[Source records]

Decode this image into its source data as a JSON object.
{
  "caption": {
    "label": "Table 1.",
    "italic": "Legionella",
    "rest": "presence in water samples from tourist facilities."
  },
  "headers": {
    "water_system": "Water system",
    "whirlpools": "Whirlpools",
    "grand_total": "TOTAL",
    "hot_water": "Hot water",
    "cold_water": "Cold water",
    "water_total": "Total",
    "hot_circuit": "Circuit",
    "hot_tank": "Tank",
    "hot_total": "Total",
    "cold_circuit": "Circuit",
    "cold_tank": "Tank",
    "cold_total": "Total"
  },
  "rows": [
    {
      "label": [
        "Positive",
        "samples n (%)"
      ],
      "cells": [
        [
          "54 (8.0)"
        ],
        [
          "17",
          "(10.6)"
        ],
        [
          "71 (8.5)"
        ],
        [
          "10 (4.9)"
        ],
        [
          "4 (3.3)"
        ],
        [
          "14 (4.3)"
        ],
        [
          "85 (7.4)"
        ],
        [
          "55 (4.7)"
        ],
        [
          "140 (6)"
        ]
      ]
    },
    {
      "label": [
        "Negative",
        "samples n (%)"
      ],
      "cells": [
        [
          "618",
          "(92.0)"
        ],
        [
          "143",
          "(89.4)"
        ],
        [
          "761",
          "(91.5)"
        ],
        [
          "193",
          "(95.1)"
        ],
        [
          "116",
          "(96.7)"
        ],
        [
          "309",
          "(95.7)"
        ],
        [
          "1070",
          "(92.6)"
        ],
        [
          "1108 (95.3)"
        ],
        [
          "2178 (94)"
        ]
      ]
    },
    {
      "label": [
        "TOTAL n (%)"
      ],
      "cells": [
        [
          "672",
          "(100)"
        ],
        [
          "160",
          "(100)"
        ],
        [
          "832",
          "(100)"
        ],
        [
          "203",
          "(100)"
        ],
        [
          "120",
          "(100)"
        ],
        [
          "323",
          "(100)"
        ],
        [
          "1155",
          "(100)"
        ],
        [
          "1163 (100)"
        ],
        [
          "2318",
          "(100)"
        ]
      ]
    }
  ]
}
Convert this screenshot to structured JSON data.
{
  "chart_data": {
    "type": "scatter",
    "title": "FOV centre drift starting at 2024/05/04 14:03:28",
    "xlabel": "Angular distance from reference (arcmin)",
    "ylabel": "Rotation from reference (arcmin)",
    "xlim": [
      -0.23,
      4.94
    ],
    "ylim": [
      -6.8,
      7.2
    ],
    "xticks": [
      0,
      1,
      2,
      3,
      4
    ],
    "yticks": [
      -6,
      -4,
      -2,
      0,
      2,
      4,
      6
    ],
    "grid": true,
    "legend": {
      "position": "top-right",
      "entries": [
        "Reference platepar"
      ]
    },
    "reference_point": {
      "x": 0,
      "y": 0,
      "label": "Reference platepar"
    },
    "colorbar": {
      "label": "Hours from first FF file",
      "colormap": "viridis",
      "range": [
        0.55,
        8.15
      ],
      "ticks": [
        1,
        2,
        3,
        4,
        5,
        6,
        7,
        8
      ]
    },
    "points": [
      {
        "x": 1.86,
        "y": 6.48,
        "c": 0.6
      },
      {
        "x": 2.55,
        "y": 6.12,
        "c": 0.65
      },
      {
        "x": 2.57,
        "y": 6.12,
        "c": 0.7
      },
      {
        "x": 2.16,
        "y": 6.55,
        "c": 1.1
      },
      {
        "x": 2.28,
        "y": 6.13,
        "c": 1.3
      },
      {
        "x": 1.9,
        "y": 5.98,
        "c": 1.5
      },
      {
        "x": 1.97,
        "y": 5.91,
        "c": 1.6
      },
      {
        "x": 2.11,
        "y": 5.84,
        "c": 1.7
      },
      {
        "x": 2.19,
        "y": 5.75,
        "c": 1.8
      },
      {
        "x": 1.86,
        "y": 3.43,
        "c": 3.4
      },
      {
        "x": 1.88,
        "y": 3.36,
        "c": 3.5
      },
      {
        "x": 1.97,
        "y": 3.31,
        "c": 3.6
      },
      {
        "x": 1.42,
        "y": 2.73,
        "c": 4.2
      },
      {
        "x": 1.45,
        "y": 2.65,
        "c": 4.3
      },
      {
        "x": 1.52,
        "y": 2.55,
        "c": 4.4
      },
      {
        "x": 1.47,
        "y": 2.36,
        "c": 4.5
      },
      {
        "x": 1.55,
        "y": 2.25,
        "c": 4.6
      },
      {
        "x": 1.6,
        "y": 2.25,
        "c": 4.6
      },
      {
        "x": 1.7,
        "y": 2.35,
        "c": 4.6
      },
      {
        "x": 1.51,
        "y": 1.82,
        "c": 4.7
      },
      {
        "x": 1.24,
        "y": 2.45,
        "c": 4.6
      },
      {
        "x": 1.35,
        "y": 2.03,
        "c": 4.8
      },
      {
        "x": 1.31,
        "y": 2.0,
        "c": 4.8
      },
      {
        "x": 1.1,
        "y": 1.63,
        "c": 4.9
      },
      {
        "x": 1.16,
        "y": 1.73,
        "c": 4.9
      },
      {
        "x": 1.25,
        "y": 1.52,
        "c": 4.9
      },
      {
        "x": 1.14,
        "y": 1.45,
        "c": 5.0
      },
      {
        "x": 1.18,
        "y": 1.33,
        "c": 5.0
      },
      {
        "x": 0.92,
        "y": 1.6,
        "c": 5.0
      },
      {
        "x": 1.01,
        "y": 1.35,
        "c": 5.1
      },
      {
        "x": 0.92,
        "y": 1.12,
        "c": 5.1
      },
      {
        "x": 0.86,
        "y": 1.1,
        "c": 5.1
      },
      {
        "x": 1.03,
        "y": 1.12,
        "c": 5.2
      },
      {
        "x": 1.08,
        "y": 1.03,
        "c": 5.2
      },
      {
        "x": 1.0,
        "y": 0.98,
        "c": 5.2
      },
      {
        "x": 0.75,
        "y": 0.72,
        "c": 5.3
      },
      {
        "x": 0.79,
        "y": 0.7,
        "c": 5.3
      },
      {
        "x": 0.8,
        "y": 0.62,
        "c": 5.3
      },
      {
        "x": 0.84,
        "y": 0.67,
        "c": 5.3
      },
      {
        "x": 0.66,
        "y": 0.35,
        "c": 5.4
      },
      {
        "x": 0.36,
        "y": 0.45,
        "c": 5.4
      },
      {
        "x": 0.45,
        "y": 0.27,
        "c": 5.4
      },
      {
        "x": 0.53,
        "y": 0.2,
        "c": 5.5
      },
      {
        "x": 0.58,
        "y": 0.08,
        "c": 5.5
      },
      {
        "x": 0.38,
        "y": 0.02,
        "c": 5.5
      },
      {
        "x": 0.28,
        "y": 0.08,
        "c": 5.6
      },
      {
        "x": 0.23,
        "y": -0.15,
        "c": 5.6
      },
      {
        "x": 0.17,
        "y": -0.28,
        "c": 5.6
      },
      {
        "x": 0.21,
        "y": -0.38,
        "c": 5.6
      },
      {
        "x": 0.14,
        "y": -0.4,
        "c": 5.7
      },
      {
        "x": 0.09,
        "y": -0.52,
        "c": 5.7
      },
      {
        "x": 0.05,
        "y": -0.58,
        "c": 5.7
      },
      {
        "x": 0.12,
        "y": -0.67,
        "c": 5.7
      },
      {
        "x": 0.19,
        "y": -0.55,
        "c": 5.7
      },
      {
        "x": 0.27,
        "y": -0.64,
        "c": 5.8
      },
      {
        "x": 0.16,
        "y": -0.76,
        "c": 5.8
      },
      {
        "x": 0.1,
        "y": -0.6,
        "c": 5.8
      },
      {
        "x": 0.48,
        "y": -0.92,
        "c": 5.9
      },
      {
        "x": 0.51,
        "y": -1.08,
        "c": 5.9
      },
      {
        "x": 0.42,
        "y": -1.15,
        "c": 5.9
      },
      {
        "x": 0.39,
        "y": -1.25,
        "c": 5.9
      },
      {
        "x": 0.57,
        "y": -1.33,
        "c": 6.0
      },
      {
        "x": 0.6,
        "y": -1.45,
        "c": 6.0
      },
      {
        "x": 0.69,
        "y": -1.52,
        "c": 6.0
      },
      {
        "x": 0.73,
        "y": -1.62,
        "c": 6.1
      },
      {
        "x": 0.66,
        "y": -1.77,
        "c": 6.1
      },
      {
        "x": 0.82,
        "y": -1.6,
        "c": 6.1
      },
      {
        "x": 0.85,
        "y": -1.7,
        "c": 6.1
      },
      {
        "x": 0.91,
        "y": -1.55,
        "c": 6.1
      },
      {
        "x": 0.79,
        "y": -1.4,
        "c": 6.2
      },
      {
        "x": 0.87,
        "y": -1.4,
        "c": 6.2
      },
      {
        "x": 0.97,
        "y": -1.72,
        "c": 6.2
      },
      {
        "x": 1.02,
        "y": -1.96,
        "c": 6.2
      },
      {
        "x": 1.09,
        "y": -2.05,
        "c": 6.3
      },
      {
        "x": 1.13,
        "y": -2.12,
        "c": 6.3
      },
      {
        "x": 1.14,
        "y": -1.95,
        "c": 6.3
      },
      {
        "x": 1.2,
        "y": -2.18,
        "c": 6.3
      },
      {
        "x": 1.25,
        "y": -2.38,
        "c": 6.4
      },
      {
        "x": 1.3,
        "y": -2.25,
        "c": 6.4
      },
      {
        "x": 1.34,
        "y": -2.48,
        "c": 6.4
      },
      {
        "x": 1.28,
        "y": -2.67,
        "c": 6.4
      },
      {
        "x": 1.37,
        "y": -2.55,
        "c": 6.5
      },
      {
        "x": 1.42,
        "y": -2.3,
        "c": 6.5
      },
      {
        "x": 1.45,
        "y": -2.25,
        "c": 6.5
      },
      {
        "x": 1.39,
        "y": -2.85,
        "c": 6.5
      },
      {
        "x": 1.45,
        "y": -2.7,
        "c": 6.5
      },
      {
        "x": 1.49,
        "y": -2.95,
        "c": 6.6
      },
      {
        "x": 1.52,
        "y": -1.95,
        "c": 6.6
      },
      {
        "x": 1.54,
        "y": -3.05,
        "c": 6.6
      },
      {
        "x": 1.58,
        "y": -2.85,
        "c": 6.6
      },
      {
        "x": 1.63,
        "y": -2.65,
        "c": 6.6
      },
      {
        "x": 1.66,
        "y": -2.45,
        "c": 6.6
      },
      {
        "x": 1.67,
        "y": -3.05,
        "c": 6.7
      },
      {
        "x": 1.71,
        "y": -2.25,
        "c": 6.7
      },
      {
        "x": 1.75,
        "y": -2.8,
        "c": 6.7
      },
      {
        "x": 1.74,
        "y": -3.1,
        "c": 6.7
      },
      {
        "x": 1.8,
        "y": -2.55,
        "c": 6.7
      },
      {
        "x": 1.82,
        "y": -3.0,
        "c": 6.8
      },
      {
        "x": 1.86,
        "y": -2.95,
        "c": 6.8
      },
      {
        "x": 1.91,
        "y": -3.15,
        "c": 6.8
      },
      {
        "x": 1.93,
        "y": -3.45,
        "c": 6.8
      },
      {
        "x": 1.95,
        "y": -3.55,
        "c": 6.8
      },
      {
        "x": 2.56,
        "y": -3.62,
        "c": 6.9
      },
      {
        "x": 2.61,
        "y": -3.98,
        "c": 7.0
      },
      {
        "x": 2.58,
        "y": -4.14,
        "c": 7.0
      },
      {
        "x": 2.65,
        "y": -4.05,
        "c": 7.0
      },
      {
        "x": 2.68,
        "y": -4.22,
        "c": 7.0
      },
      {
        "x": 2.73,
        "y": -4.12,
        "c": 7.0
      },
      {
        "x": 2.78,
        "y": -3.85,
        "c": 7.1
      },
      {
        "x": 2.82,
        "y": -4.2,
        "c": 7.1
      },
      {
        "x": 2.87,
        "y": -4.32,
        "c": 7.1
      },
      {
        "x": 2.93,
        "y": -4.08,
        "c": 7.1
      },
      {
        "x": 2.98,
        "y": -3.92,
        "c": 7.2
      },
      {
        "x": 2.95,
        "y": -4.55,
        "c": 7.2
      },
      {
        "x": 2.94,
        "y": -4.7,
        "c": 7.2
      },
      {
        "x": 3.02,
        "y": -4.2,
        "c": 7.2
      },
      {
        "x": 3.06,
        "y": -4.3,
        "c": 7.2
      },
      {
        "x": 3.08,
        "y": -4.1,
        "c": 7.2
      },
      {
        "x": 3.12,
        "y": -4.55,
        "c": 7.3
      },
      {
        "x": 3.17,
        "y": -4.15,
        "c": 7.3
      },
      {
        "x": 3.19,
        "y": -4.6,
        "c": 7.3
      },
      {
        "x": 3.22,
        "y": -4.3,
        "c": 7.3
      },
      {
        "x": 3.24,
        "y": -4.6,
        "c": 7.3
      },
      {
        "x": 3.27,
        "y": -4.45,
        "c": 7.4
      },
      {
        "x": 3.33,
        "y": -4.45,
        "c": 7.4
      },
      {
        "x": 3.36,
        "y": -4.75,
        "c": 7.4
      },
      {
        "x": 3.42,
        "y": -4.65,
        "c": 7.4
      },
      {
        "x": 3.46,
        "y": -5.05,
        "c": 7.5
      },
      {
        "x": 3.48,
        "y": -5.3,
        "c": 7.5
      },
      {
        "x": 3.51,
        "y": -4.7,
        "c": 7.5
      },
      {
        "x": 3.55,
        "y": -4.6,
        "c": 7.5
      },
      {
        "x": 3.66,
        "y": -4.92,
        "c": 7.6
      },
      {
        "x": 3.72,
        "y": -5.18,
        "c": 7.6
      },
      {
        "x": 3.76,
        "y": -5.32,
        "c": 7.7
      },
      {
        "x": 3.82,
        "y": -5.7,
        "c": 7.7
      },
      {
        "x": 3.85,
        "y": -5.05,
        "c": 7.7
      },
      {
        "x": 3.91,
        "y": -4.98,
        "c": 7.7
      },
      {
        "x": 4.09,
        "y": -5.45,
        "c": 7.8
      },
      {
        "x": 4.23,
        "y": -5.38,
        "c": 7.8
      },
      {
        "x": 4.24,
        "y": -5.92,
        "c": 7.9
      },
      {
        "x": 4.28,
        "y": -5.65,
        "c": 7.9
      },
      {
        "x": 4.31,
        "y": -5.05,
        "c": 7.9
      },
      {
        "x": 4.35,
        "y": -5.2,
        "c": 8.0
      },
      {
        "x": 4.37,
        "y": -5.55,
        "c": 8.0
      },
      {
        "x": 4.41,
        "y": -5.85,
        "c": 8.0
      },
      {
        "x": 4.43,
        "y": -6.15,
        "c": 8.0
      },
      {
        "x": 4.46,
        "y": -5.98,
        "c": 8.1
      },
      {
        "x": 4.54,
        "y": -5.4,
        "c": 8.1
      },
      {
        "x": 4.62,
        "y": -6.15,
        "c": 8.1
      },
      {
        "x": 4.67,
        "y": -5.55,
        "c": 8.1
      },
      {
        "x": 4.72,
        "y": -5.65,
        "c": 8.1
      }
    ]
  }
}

*Required work:*
Tally how many lines of the material contain the word "platepar". The answer must be the number and nothing else.

*Written answer:*
2